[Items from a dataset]

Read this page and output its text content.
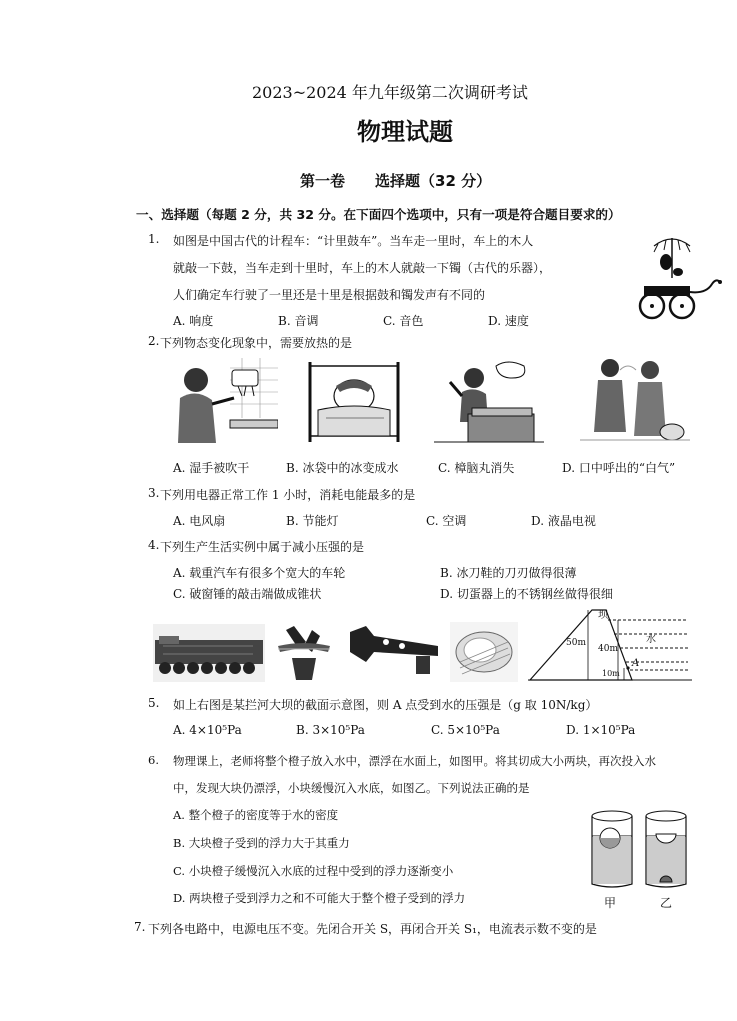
2023~2024 年九年级第二次调研考试
物理试题
第一卷　　选择题（32 分）
一、选择题（每题 2 分，共 32 分。在下面四个选项中，只有一项是符合题目要求的）
1. 如图是中国古代的计程车：“计里鼓车”。当车走一里时，车上的木人
就敲一下鼓，当车走到十里时，车上的木人就敲一下镯（古代的乐器），
人们确定车行驶了一里还是十里是根据鼓和镯发声有不同的
A. 响度	B. 音调	C. 音色	D. 速度
2. 下列物态变化现象中，需要放热的是
A. 湿手被吹干	B. 冰袋中的冰变成水	C. 樟脑丸消失	D. 口中呼出的“白气”
3. 下列用电器正常工作 1 小时，消耗电能最多的是
A. 电风扇	B. 节能灯	C. 空调	D. 液晶电视
4. 下列生产生活实例中属于减小压强的是
A. 载重汽车有很多个宽大的车轮	B. 冰刀鞋的刀刃做得很薄
C. 破窗锤的敲击端做成锥状	D. 切蛋器上的不锈钢丝做得很细
坝
水
50m
40m
10m
A
5. 如上右图是某拦河大坝的截面示意图，则 A 点受到水的压强是（g 取 10N/kg）
A. 4×10⁵Pa	B. 3×10⁵Pa	C. 5×10⁵Pa	D. 1×10⁵Pa
6. 物理课上，老师将整个橙子放入水中，漂浮在水面上，如图甲。将其切成大小两块，再次投入水
中，发现大块仍漂浮，小块缓慢沉入水底，如图乙。下列说法正确的是
A. 整个橙子的密度等于水的密度
B. 大块橙子受到的浮力大于其重力
C. 小块橙子缓慢沉入水底的过程中受到的浮力逐渐变小
D. 两块橙子受到浮力之和不可能大于整个橙子受到的浮力	甲	乙
7. 下列各电路中，电源电压不变。先闭合开关 S，再闭合开关 S₁，电流表示数不变的是
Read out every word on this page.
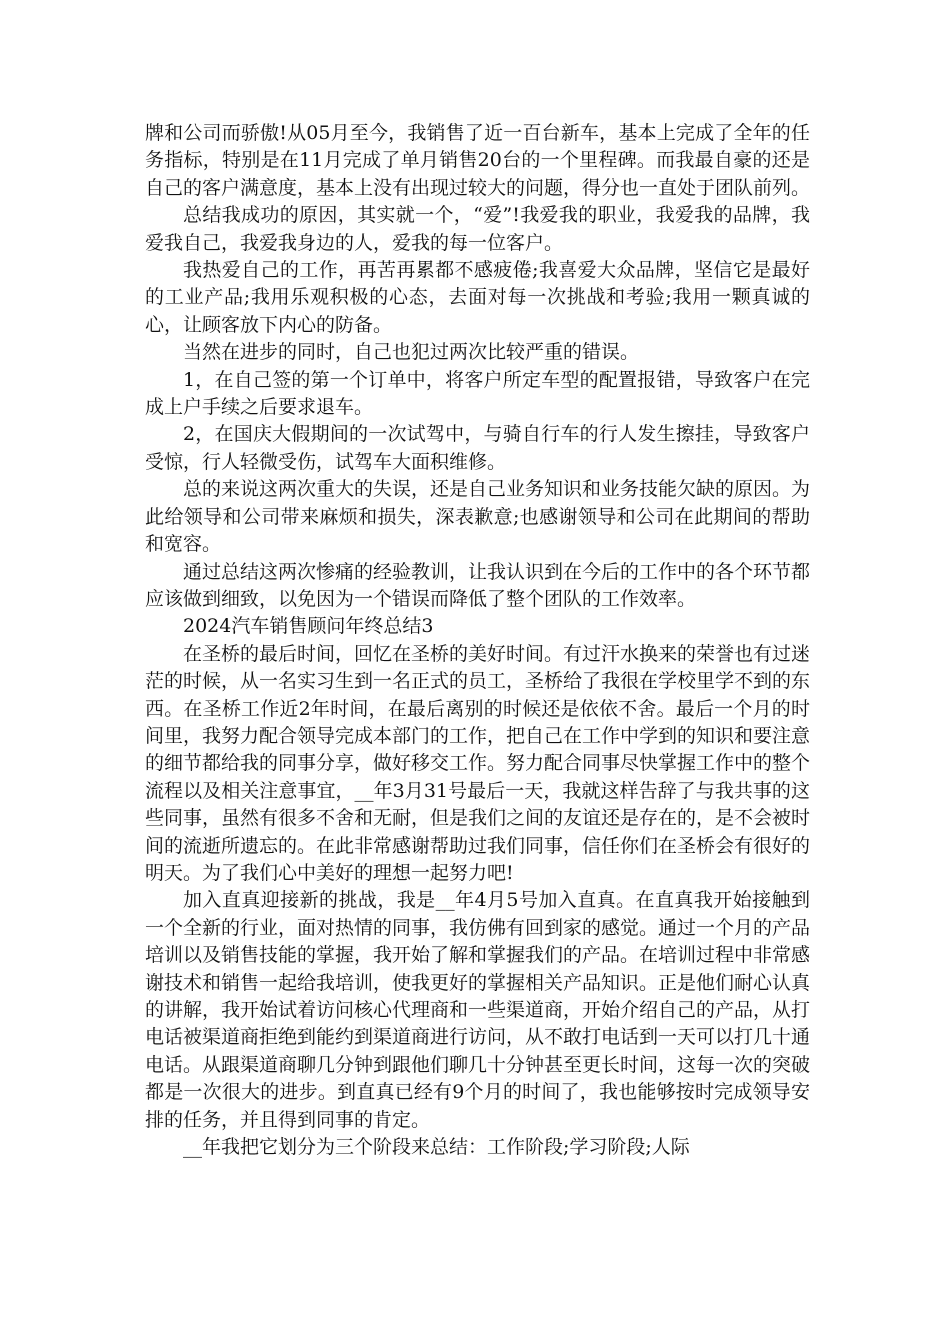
牌和公司而骄傲!从05月至今，我销售了近一百台新车，基本上完成了全年的任务指标，特别是在11月完成了单月销售20台的一个里程碑。而我最自豪的还是自己的客户满意度，基本上没有出现过较大的问题，得分也一直处于团队前列。

总结我成功的原因，其实就一个，“爱”!我爱我的职业，我爱我的品牌，我爱我自己，我爱我身边的人，爱我的每一位客户。

我热爱自己的工作，再苦再累都不感疲倦;我喜爱大众品牌，坚信它是最好的工业产品;我用乐观积极的心态，去面对每一次挑战和考验;我用一颗真诚的心，让顾客放下内心的防备。

当然在进步的同时，自己也犯过两次比较严重的错误。

1，在自己签的第一个订单中，将客户所定车型的配置报错，导致客户在完成上户手续之后要求退车。

2，在国庆大假期间的一次试驾中，与骑自行车的行人发生擦挂，导致客户受惊，行人轻微受伤，试驾车大面积维修。

总的来说这两次重大的失误，还是自己业务知识和业务技能欠缺的原因。为此给领导和公司带来麻烦和损失，深表歉意;也感谢领导和公司在此期间的帮助和宽容。

通过总结这两次惨痛的经验教训，让我认识到在今后的工作中的各个环节都应该做到细致，以免因为一个错误而降低了整个团队的工作效率。

2024汽车销售顾问年终总结3

在圣桥的最后时间，回忆在圣桥的美好时间。有过汗水换来的荣誉也有过迷茫的时候，从一名实习生到一名正式的员工，圣桥给了我很在学校里学不到的东西。在圣桥工作近2年时间，在最后离别的时候还是依依不舍。最后一个月的时间里，我努力配合领导完成本部门的工作，把自己在工作中学到的知识和要注意的细节都给我的同事分享，做好移交工作。努力配合同事尽快掌握工作中的整个流程以及相关注意事宜，__年3月31号最后一天，我就这样告辞了与我共事的这些同事，虽然有很多不舍和无耐，但是我们之间的友谊还是存在的，是不会被时间的流逝所遗忘的。在此非常感谢帮助过我们同事，信任你们在圣桥会有很好的明天。为了我们心中美好的理想一起努力吧!

加入直真迎接新的挑战，我是__年4月5号加入直真。在直真我开始接触到一个全新的行业，面对热情的同事，我仿佛有回到家的感觉。通过一个月的产品培训以及销售技能的掌握，我开始了解和掌握我们的产品。在培训过程中非常感谢技术和销售一起给我培训，使我更好的掌握相关产品知识。正是他们耐心认真的讲解，我开始试着访问核心代理商和一些渠道商，开始介绍自己的产品，从打电话被渠道商拒绝到能约到渠道商进行访问，从不敢打电话到一天可以打几十通电话。从跟渠道商聊几分钟到跟他们聊几十分钟甚至更长时间，这每一次的突破都是一次很大的进步。到直真已经有9个月的时间了，我也能够按时完成领导安排的任务，并且得到同事的肯定。

__年我把它划分为三个阶段来总结：工作阶段;学习阶段;人际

◆ What this task involves ◆
Copy all of the entries verbatim, leaving out any pictures they contain.

◆ Complete answer ◆
Read this page and output its text content.
2023~2024 年九年级第二次调研考试
物理试题
第一卷　　选择题（32 分）
一、选择题（每题 2 分，共 32 分。在下面四个选项中，只有一项是符合题目要求的）
1. 如图是中国古代的计程车：“计里鼓车”。当车走一里时，车上的木人
就敲一下鼓，当车走到十里时，车上的木人就敲一下镯（古代的乐器），
人们确定车行驶了一里还是十里是根据鼓和镯发声有不同的
A. 响度	B. 音调	C. 音色	D. 速度
2. 下列物态变化现象中，需要放热的是
A. 湿手被吹干	B. 冰袋中的冰变成水	C. 樟脑丸消失	D. 口中呼出的“白气”
3. 下列用电器正常工作 1 小时，消耗电能最多的是
A. 电风扇	B. 节能灯	C. 空调	D. 液晶电视
4. 下列生产生活实例中属于减小压强的是
A. 载重汽车有很多个宽大的车轮	B. 冰刀鞋的刀刃做得很薄
C. 破窗锤的敲击端做成锥状	D. 切蛋器上的不锈钢丝做得很细
坝
水
50m
40m
10m
A
5. 如上右图是某拦河大坝的截面示意图，则 A 点受到水的压强是（g 取 10N/kg）
A. 4×10⁵Pa	B. 3×10⁵Pa	C. 5×10⁵Pa	D. 1×10⁵Pa
6. 物理课上，老师将整个橙子放入水中，漂浮在水面上，如图甲。将其切成大小两块，再次投入水
中，发现大块仍漂浮，小块缓慢沉入水底，如图乙。下列说法正确的是
A. 整个橙子的密度等于水的密度
B. 大块橙子受到的浮力大于其重力
C. 小块橙子缓慢沉入水底的过程中受到的浮力逐渐变小
D. 两块橙子受到浮力之和不可能大于整个橙子受到的浮力	甲	乙
7. 下列各电路中，电源电压不变。先闭合开关 S，再闭合开关 S₁，电流表示数不变的是
Read out every word on this page.
牌和公司而骄傲!从05月至今，我销售了近一百台新车，基本上完成了全年的任务指标，特别是在11月完成了单月销售20台的一个里程碑。而我最自豪的还是自己的客户满意度，基本上没有出现过较大的问题，得分也一直处于团队前列。

总结我成功的原因，其实就一个，“爱”!我爱我的职业，我爱我的品牌，我爱我自己，我爱我身边的人，爱我的每一位客户。

我热爱自己的工作，再苦再累都不感疲倦;我喜爱大众品牌，坚信它是最好的工业产品;我用乐观积极的心态，去面对每一次挑战和考验;我用一颗真诚的心，让顾客放下内心的防备。

当然在进步的同时，自己也犯过两次比较严重的错误。

1，在自己签的第一个订单中，将客户所定车型的配置报错，导致客户在完成上户手续之后要求退车。

2，在国庆大假期间的一次试驾中，与骑自行车的行人发生擦挂，导致客户受惊，行人轻微受伤，试驾车大面积维修。

总的来说这两次重大的失误，还是自己业务知识和业务技能欠缺的原因。为此给领导和公司带来麻烦和损失，深表歉意;也感谢领导和公司在此期间的帮助和宽容。

通过总结这两次惨痛的经验教训，让我认识到在今后的工作中的各个环节都应该做到细致，以免因为一个错误而降低了整个团队的工作效率。

2024汽车销售顾问年终总结3

在圣桥的最后时间，回忆在圣桥的美好时间。有过汗水换来的荣誉也有过迷茫的时候，从一名实习生到一名正式的员工，圣桥给了我很在学校里学不到的东西。在圣桥工作近2年时间，在最后离别的时候还是依依不舍。最后一个月的时间里，我努力配合领导完成本部门的工作，把自己在工作中学到的知识和要注意的细节都给我的同事分享，做好移交工作。努力配合同事尽快掌握工作中的整个流程以及相关注意事宜，__年3月31号最后一天，我就这样告辞了与我共事的这些同事，虽然有很多不舍和无耐，但是我们之间的友谊还是存在的，是不会被时间的流逝所遗忘的。在此非常感谢帮助过我们同事，信任你们在圣桥会有很好的明天。为了我们心中美好的理想一起努力吧!

加入直真迎接新的挑战，我是__年4月5号加入直真。在直真我开始接触到一个全新的行业，面对热情的同事，我仿佛有回到家的感觉。通过一个月的产品培训以及销售技能的掌握，我开始了解和掌握我们的产品。在培训过程中非常感谢技术和销售一起给我培训，使我更好的掌握相关产品知识。正是他们耐心认真的讲解，我开始试着访问核心代理商和一些渠道商，开始介绍自己的产品，从打电话被渠道商拒绝到能约到渠道商进行访问，从不敢打电话到一天可以打几十通电话。从跟渠道商聊几分钟到跟他们聊几十分钟甚至更长时间，这每一次的突破都是一次很大的进步。到直真已经有9个月的时间了，我也能够按时完成领导安排的任务，并且得到同事的肯定。

__年我把它划分为三个阶段来总结：工作阶段;学习阶段;人际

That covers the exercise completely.